- _Excerpted records_:

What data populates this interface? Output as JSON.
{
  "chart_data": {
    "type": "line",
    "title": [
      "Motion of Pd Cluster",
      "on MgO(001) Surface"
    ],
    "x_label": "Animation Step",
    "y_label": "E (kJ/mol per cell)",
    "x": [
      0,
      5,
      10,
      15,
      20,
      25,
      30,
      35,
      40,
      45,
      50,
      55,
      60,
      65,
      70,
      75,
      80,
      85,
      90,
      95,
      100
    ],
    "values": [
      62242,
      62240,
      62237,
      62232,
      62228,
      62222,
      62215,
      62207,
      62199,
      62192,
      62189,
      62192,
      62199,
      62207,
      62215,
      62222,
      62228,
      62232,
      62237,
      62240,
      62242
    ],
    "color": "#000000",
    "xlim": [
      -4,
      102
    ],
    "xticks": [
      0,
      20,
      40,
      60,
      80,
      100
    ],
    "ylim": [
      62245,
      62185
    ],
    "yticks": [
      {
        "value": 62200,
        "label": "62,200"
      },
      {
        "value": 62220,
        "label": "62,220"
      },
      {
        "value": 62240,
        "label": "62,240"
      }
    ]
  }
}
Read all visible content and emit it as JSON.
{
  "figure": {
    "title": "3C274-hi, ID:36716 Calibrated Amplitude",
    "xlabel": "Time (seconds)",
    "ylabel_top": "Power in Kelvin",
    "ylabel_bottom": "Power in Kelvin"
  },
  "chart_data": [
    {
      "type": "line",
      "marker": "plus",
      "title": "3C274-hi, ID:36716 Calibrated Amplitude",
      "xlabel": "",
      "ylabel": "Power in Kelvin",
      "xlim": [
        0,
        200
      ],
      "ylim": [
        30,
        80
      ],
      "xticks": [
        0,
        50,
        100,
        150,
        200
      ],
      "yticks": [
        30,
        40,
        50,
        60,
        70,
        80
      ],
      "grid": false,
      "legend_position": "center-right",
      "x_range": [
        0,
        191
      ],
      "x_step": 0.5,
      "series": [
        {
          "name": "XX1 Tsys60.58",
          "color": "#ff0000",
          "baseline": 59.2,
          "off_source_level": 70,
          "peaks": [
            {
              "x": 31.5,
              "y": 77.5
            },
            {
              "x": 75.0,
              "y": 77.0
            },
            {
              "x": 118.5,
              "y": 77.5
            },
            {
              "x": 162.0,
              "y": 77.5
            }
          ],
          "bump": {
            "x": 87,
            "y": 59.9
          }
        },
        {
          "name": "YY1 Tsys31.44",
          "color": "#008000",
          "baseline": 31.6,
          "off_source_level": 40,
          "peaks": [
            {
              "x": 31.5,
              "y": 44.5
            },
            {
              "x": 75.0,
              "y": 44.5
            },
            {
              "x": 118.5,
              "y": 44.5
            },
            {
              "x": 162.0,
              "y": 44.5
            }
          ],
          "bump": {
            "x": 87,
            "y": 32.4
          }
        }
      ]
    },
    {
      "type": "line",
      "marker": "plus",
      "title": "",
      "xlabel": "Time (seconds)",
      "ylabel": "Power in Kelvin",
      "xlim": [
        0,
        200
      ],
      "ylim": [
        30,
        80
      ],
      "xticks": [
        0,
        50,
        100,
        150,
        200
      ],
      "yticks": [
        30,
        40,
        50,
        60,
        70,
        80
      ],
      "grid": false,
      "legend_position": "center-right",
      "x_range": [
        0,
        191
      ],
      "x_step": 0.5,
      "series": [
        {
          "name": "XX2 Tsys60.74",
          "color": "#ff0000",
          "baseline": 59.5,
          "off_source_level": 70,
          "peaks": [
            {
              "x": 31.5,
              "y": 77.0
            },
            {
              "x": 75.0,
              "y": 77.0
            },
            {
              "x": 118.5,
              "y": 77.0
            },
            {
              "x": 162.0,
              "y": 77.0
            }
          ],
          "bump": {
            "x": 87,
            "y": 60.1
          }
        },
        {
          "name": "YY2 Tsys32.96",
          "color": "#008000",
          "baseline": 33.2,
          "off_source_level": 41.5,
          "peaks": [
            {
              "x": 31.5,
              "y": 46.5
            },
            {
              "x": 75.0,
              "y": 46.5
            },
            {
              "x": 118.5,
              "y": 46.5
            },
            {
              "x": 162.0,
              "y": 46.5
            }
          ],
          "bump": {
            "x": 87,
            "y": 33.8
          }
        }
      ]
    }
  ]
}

- _The problem_: Write out the entries above once more, without altering anything.

- _Task result_:
What data populates this interface? Output as JSON.
{
  "chart_data": {
    "type": "line",
    "title": [
      "Motion of Pd Cluster",
      "on MgO(001) Surface"
    ],
    "x_label": "Animation Step",
    "y_label": "E (kJ/mol per cell)",
    "x": [
      0,
      5,
      10,
      15,
      20,
      25,
      30,
      35,
      40,
      45,
      50,
      55,
      60,
      65,
      70,
      75,
      80,
      85,
      90,
      95,
      100
    ],
    "values": [
      62242,
      62240,
      62237,
      62232,
      62228,
      62222,
      62215,
      62207,
      62199,
      62192,
      62189,
      62192,
      62199,
      62207,
      62215,
      62222,
      62228,
      62232,
      62237,
      62240,
      62242
    ],
    "color": "#000000",
    "xlim": [
      -4,
      102
    ],
    "xticks": [
      0,
      20,
      40,
      60,
      80,
      100
    ],
    "ylim": [
      62245,
      62185
    ],
    "yticks": [
      {
        "value": 62200,
        "label": "62,200"
      },
      {
        "value": 62220,
        "label": "62,220"
      },
      {
        "value": 62240,
        "label": "62,240"
      }
    ]
  }
}
Read all visible content and emit it as JSON.
{
  "figure": {
    "title": "3C274-hi, ID:36716 Calibrated Amplitude",
    "xlabel": "Time (seconds)",
    "ylabel_top": "Power in Kelvin",
    "ylabel_bottom": "Power in Kelvin"
  },
  "chart_data": [
    {
      "type": "line",
      "marker": "plus",
      "title": "3C274-hi, ID:36716 Calibrated Amplitude",
      "xlabel": "",
      "ylabel": "Power in Kelvin",
      "xlim": [
        0,
        200
      ],
      "ylim": [
        30,
        80
      ],
      "xticks": [
        0,
        50,
        100,
        150,
        200
      ],
      "yticks": [
        30,
        40,
        50,
        60,
        70,
        80
      ],
      "grid": false,
      "legend_position": "center-right",
      "x_range": [
        0,
        191
      ],
      "x_step": 0.5,
      "series": [
        {
          "name": "XX1 Tsys60.58",
          "color": "#ff0000",
          "baseline": 59.2,
          "off_source_level": 70,
          "peaks": [
            {
              "x": 31.5,
              "y": 77.5
            },
            {
              "x": 75.0,
              "y": 77.0
            },
            {
              "x": 118.5,
              "y": 77.5
            },
            {
              "x": 162.0,
              "y": 77.5
            }
          ],
          "bump": {
            "x": 87,
            "y": 59.9
          }
        },
        {
          "name": "YY1 Tsys31.44",
          "color": "#008000",
          "baseline": 31.6,
          "off_source_level": 40,
          "peaks": [
            {
              "x": 31.5,
              "y": 44.5
            },
            {
              "x": 75.0,
              "y": 44.5
            },
            {
              "x": 118.5,
              "y": 44.5
            },
            {
              "x": 162.0,
              "y": 44.5
            }
          ],
          "bump": {
            "x": 87,
            "y": 32.4
          }
        }
      ]
    },
    {
      "type": "line",
      "marker": "plus",
      "title": "",
      "xlabel": "Time (seconds)",
      "ylabel": "Power in Kelvin",
      "xlim": [
        0,
        200
      ],
      "ylim": [
        30,
        80
      ],
      "xticks": [
        0,
        50,
        100,
        150,
        200
      ],
      "yticks": [
        30,
        40,
        50,
        60,
        70,
        80
      ],
      "grid": false,
      "legend_position": "center-right",
      "x_range": [
        0,
        191
      ],
      "x_step": 0.5,
      "series": [
        {
          "name": "XX2 Tsys60.74",
          "color": "#ff0000",
          "baseline": 59.5,
          "off_source_level": 70,
          "peaks": [
            {
              "x": 31.5,
              "y": 77.0
            },
            {
              "x": 75.0,
              "y": 77.0
            },
            {
              "x": 118.5,
              "y": 77.0
            },
            {
              "x": 162.0,
              "y": 77.0
            }
          ],
          "bump": {
            "x": 87,
            "y": 60.1
          }
        },
        {
          "name": "YY2 Tsys32.96",
          "color": "#008000",
          "baseline": 33.2,
          "off_source_level": 41.5,
          "peaks": [
            {
              "x": 31.5,
              "y": 46.5
            },
            {
              "x": 75.0,
              "y": 46.5
            },
            {
              "x": 118.5,
              "y": 46.5
            },
            {
              "x": 162.0,
              "y": 46.5
            }
          ],
          "bump": {
            "x": 87,
            "y": 33.8
          }
        }
      ]
    }
  ]
}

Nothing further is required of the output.